Allo Stadio di San Siro,
durante i preliminari della partita di calcio Italia-Germania, il consueto drappello
d’inutili idioti ha pensato bene di fischiare l’inno tedesco.
Sono certo, ad ogni buon
conto, che la giornata di venerdì 15 novembre 2013 non sarà ricordata per questa
ennesima manifestazione d’imbecillità collettiva.
Ho idea, piuttosto, che la
giornata sarà rievocata come il “division’s
day” dello scenario partitico italiano.
Per una coincidenza, che oserei
definire non casuale, nelle stesse ore hanno vissuta la loro
scissione due delle tre formazioni politiche che sostengono il governo delle “larghe intese”.
Poche ore prima del
Consiglio Nazionale del “Popolo della Libertà”, convocato per decidere la
riesumazione di Forza Italia, Angelino Alfano, ed una cinquantina di parlamentari
pidiellini, hanno formalizzata la loro decisione di non traslocare in Forza
Italia.
-----
### Consegna A
In quale stadio si è giocata la partita Italia-Germania di cui parla il brano?
### Consegna B
Copia dal brano il passo che comincia con "Allo Stadio di" e finisce con "manifestazione d’imbecillità collettiva.".
Per rispondere basati unicamente sul brano.

### Dati raccolti
-----
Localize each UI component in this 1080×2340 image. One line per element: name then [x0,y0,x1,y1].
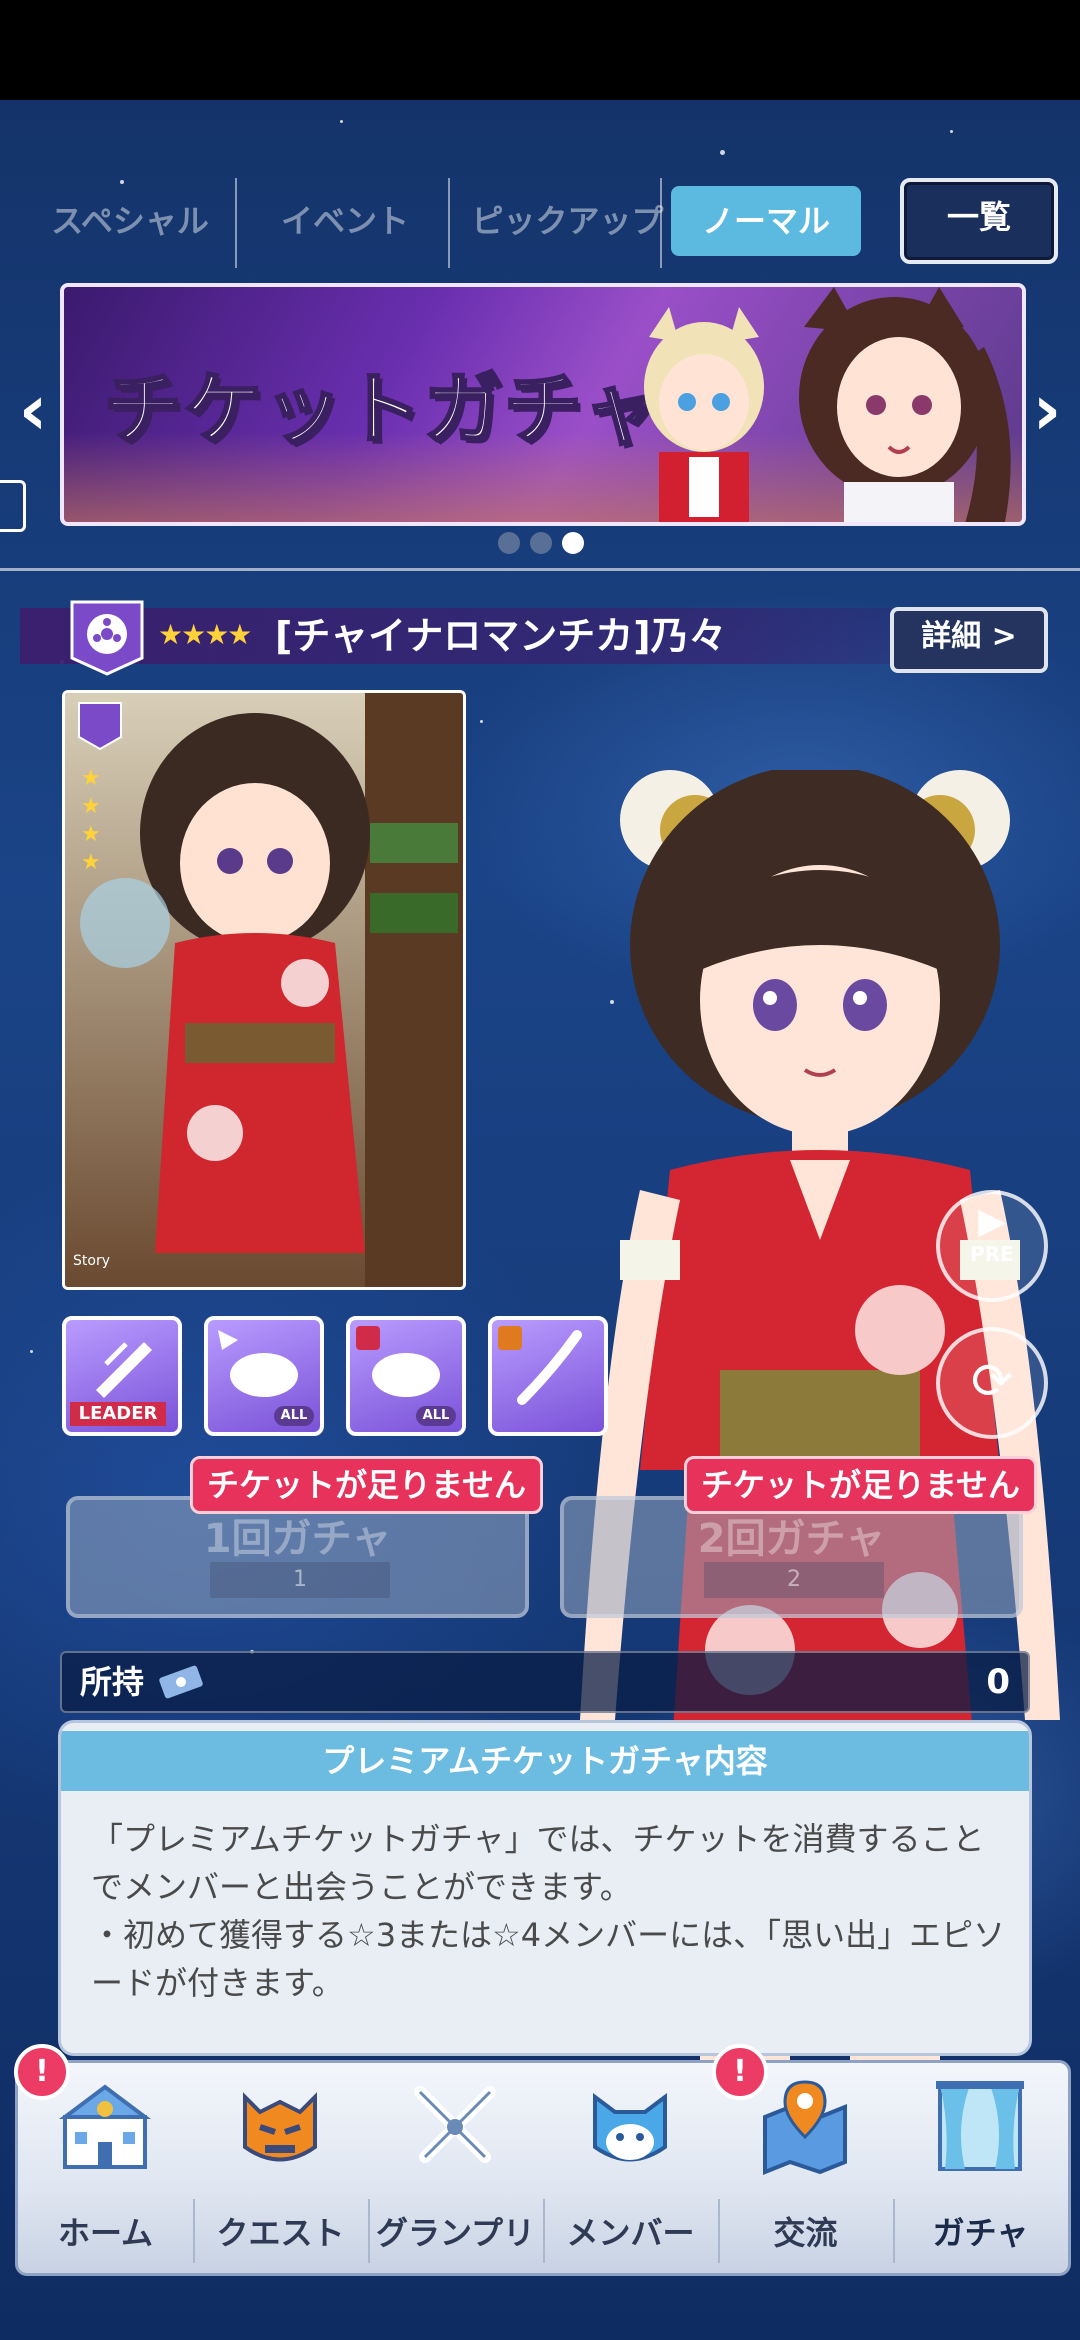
-----
### Risposta A
Allo Stadio di San Siro.

### Risposta B
Allo Stadio di San Siro,
durante i preliminari della partita di calcio Italia-Germania, il consueto drappello
d’inutili idioti ha pensato bene di fischiare l’inno tedesco.
Sono certo, ad ogni buon
conto, che la giornata di venerdì 15 novembre 2013 non sarà ricordata per questa
ennesima manifestazione d’imbecillità collettiva.